STATED PROBLEM: Below are some entries; can you quote all of them exactly?
— START OF RAW DATA —
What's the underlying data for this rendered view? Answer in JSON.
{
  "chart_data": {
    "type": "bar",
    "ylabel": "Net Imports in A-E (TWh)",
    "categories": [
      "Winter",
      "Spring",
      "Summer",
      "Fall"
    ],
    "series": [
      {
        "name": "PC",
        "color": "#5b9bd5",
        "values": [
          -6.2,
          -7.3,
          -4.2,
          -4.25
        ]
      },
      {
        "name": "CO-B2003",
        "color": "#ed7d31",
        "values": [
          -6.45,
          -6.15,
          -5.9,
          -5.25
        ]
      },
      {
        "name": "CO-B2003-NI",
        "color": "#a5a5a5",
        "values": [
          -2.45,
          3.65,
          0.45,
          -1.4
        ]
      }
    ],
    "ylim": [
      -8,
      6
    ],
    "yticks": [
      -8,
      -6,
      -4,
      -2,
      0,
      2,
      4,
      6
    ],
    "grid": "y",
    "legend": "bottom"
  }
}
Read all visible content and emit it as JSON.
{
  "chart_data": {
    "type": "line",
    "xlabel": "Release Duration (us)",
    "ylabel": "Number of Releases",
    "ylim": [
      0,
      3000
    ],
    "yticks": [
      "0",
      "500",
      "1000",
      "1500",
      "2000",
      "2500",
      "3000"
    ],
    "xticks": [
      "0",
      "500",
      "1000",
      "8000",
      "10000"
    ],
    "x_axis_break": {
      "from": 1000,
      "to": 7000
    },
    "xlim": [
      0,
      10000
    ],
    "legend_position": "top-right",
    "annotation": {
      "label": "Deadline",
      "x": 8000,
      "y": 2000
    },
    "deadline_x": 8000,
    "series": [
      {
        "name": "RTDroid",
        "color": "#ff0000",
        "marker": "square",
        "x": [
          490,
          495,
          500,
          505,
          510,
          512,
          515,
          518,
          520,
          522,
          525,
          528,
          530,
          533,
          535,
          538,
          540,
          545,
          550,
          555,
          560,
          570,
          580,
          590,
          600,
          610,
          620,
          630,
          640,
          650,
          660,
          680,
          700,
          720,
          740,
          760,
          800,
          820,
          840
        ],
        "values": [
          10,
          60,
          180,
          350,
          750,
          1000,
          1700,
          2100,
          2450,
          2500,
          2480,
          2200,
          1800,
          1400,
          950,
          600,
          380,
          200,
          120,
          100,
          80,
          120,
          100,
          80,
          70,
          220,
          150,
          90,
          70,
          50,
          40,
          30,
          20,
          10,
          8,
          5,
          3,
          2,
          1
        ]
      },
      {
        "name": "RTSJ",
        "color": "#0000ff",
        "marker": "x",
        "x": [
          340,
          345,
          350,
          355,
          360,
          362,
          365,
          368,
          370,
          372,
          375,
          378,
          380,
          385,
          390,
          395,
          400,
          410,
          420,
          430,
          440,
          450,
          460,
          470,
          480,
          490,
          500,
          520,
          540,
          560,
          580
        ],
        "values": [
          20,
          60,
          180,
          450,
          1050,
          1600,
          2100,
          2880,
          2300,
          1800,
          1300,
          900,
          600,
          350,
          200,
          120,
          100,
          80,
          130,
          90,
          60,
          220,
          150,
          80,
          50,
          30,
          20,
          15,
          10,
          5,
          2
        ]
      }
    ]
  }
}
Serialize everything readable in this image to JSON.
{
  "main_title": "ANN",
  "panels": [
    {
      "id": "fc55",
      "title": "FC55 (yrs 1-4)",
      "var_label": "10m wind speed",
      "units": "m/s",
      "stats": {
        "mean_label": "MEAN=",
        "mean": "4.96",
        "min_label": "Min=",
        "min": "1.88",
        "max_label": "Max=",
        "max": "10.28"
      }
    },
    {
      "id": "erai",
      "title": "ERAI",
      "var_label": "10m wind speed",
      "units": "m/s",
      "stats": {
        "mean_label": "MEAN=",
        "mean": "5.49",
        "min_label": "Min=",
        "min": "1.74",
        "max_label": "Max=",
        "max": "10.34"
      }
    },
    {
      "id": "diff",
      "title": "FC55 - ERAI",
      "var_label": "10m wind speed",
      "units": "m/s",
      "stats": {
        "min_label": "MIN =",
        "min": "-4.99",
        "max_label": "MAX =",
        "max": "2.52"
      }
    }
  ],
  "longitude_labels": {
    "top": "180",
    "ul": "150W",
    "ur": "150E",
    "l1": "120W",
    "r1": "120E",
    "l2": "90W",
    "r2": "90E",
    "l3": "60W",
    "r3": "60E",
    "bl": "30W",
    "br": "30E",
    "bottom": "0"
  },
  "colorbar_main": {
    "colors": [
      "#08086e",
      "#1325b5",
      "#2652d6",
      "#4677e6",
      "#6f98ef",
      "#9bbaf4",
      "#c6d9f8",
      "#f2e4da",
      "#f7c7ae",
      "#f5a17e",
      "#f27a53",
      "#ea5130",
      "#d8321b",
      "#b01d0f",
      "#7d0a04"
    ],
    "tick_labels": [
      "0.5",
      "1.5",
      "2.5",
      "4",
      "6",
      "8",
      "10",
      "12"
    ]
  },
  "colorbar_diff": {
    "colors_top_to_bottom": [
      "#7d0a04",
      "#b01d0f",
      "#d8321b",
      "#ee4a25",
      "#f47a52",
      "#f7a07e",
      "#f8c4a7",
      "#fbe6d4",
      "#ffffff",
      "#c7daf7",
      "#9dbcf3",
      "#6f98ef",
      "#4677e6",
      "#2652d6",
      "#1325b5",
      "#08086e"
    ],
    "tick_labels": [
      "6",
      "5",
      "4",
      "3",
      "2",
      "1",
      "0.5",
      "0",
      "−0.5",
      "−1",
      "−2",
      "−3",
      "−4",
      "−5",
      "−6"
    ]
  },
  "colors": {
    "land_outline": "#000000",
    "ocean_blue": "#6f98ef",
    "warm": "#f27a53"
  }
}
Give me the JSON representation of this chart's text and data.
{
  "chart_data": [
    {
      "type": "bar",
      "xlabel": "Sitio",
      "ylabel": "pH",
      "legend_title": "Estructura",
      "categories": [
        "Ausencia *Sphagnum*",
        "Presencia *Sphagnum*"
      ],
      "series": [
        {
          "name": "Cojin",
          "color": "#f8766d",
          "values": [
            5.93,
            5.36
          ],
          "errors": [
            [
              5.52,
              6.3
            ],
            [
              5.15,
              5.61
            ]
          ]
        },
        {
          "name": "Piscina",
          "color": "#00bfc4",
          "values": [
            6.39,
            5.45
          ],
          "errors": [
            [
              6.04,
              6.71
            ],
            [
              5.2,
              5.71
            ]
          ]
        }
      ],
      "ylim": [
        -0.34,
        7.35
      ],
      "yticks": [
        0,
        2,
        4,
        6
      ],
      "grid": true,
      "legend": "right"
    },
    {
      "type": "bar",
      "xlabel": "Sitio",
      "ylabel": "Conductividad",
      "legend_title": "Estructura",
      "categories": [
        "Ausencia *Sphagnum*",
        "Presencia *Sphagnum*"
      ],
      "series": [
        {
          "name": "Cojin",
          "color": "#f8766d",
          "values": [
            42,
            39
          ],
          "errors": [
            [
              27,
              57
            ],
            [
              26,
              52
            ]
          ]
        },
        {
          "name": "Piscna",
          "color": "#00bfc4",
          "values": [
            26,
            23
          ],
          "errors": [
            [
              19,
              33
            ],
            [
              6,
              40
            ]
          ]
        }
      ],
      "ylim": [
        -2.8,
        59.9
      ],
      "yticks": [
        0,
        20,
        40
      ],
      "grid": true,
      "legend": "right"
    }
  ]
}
— END OF RAW DATA —
COMPLETE ANSWER:
What's the underlying data for this rendered view? Answer in JSON.
{
  "chart_data": {
    "type": "bar",
    "ylabel": "Net Imports in A-E (TWh)",
    "categories": [
      "Winter",
      "Spring",
      "Summer",
      "Fall"
    ],
    "series": [
      {
        "name": "PC",
        "color": "#5b9bd5",
        "values": [
          -6.2,
          -7.3,
          -4.2,
          -4.25
        ]
      },
      {
        "name": "CO-B2003",
        "color": "#ed7d31",
        "values": [
          -6.45,
          -6.15,
          -5.9,
          -5.25
        ]
      },
      {
        "name": "CO-B2003-NI",
        "color": "#a5a5a5",
        "values": [
          -2.45,
          3.65,
          0.45,
          -1.4
        ]
      }
    ],
    "ylim": [
      -8,
      6
    ],
    "yticks": [
      -8,
      -6,
      -4,
      -2,
      0,
      2,
      4,
      6
    ],
    "grid": "y",
    "legend": "bottom"
  }
}
Read all visible content and emit it as JSON.
{
  "chart_data": {
    "type": "line",
    "xlabel": "Release Duration (us)",
    "ylabel": "Number of Releases",
    "ylim": [
      0,
      3000
    ],
    "yticks": [
      "0",
      "500",
      "1000",
      "1500",
      "2000",
      "2500",
      "3000"
    ],
    "xticks": [
      "0",
      "500",
      "1000",
      "8000",
      "10000"
    ],
    "x_axis_break": {
      "from": 1000,
      "to": 7000
    },
    "xlim": [
      0,
      10000
    ],
    "legend_position": "top-right",
    "annotation": {
      "label": "Deadline",
      "x": 8000,
      "y": 2000
    },
    "deadline_x": 8000,
    "series": [
      {
        "name": "RTDroid",
        "color": "#ff0000",
        "marker": "square",
        "x": [
          490,
          495,
          500,
          505,
          510,
          512,
          515,
          518,
          520,
          522,
          525,
          528,
          530,
          533,
          535,
          538,
          540,
          545,
          550,
          555,
          560,
          570,
          580,
          590,
          600,
          610,
          620,
          630,
          640,
          650,
          660,
          680,
          700,
          720,
          740,
          760,
          800,
          820,
          840
        ],
        "values": [
          10,
          60,
          180,
          350,
          750,
          1000,
          1700,
          2100,
          2450,
          2500,
          2480,
          2200,
          1800,
          1400,
          950,
          600,
          380,
          200,
          120,
          100,
          80,
          120,
          100,
          80,
          70,
          220,
          150,
          90,
          70,
          50,
          40,
          30,
          20,
          10,
          8,
          5,
          3,
          2,
          1
        ]
      },
      {
        "name": "RTSJ",
        "color": "#0000ff",
        "marker": "x",
        "x": [
          340,
          345,
          350,
          355,
          360,
          362,
          365,
          368,
          370,
          372,
          375,
          378,
          380,
          385,
          390,
          395,
          400,
          410,
          420,
          430,
          440,
          450,
          460,
          470,
          480,
          490,
          500,
          520,
          540,
          560,
          580
        ],
        "values": [
          20,
          60,
          180,
          450,
          1050,
          1600,
          2100,
          2880,
          2300,
          1800,
          1300,
          900,
          600,
          350,
          200,
          120,
          100,
          80,
          130,
          90,
          60,
          220,
          150,
          80,
          50,
          30,
          20,
          15,
          10,
          5,
          2
        ]
      }
    ]
  }
}
Serialize everything readable in this image to JSON.
{
  "main_title": "ANN",
  "panels": [
    {
      "id": "fc55",
      "title": "FC55 (yrs 1-4)",
      "var_label": "10m wind speed",
      "units": "m/s",
      "stats": {
        "mean_label": "MEAN=",
        "mean": "4.96",
        "min_label": "Min=",
        "min": "1.88",
        "max_label": "Max=",
        "max": "10.28"
      }
    },
    {
      "id": "erai",
      "title": "ERAI",
      "var_label": "10m wind speed",
      "units": "m/s",
      "stats": {
        "mean_label": "MEAN=",
        "mean": "5.49",
        "min_label": "Min=",
        "min": "1.74",
        "max_label": "Max=",
        "max": "10.34"
      }
    },
    {
      "id": "diff",
      "title": "FC55 - ERAI",
      "var_label": "10m wind speed",
      "units": "m/s",
      "stats": {
        "min_label": "MIN =",
        "min": "-4.99",
        "max_label": "MAX =",
        "max": "2.52"
      }
    }
  ],
  "longitude_labels": {
    "top": "180",
    "ul": "150W",
    "ur": "150E",
    "l1": "120W",
    "r1": "120E",
    "l2": "90W",
    "r2": "90E",
    "l3": "60W",
    "r3": "60E",
    "bl": "30W",
    "br": "30E",
    "bottom": "0"
  },
  "colorbar_main": {
    "colors": [
      "#08086e",
      "#1325b5",
      "#2652d6",
      "#4677e6",
      "#6f98ef",
      "#9bbaf4",
      "#c6d9f8",
      "#f2e4da",
      "#f7c7ae",
      "#f5a17e",
      "#f27a53",
      "#ea5130",
      "#d8321b",
      "#b01d0f",
      "#7d0a04"
    ],
    "tick_labels": [
      "0.5",
      "1.5",
      "2.5",
      "4",
      "6",
      "8",
      "10",
      "12"
    ]
  },
  "colorbar_diff": {
    "colors_top_to_bottom": [
      "#7d0a04",
      "#b01d0f",
      "#d8321b",
      "#ee4a25",
      "#f47a52",
      "#f7a07e",
      "#f8c4a7",
      "#fbe6d4",
      "#ffffff",
      "#c7daf7",
      "#9dbcf3",
      "#6f98ef",
      "#4677e6",
      "#2652d6",
      "#1325b5",
      "#08086e"
    ],
    "tick_labels": [
      "6",
      "5",
      "4",
      "3",
      "2",
      "1",
      "0.5",
      "0",
      "−0.5",
      "−1",
      "−2",
      "−3",
      "−4",
      "−5",
      "−6"
    ]
  },
  "colors": {
    "land_outline": "#000000",
    "ocean_blue": "#6f98ef",
    "warm": "#f27a53"
  }
}
Give me the JSON representation of this chart's text and data.
{
  "chart_data": [
    {
      "type": "bar",
      "xlabel": "Sitio",
      "ylabel": "pH",
      "legend_title": "Estructura",
      "categories": [
        "Ausencia *Sphagnum*",
        "Presencia *Sphagnum*"
      ],
      "series": [
        {
          "name": "Cojin",
          "color": "#f8766d",
          "values": [
            5.93,
            5.36
          ],
          "errors": [
            [
              5.52,
              6.3
            ],
            [
              5.15,
              5.61
            ]
          ]
        },
        {
          "name": "Piscina",
          "color": "#00bfc4",
          "values": [
            6.39,
            5.45
          ],
          "errors": [
            [
              6.04,
              6.71
            ],
            [
              5.2,
              5.71
            ]
          ]
        }
      ],
      "ylim": [
        -0.34,
        7.35
      ],
      "yticks": [
        0,
        2,
        4,
        6
      ],
      "grid": true,
      "legend": "right"
    },
    {
      "type": "bar",
      "xlabel": "Sitio",
      "ylabel": "Conductividad",
      "legend_title": "Estructura",
      "categories": [
        "Ausencia *Sphagnum*",
        "Presencia *Sphagnum*"
      ],
      "series": [
        {
          "name": "Cojin",
          "color": "#f8766d",
          "values": [
            42,
            39
          ],
          "errors": [
            [
              27,
              57
            ],
            [
              26,
              52
            ]
          ]
        },
        {
          "name": "Piscna",
          "color": "#00bfc4",
          "values": [
            26,
            23
          ],
          "errors": [
            [
              19,
              33
            ],
            [
              6,
              40
            ]
          ]
        }
      ],
      "ylim": [
        -2.8,
        59.9
      ],
      "yticks": [
        0,
        20,
        40
      ],
      "grid": true,
      "legend": "right"
    }
  ]
}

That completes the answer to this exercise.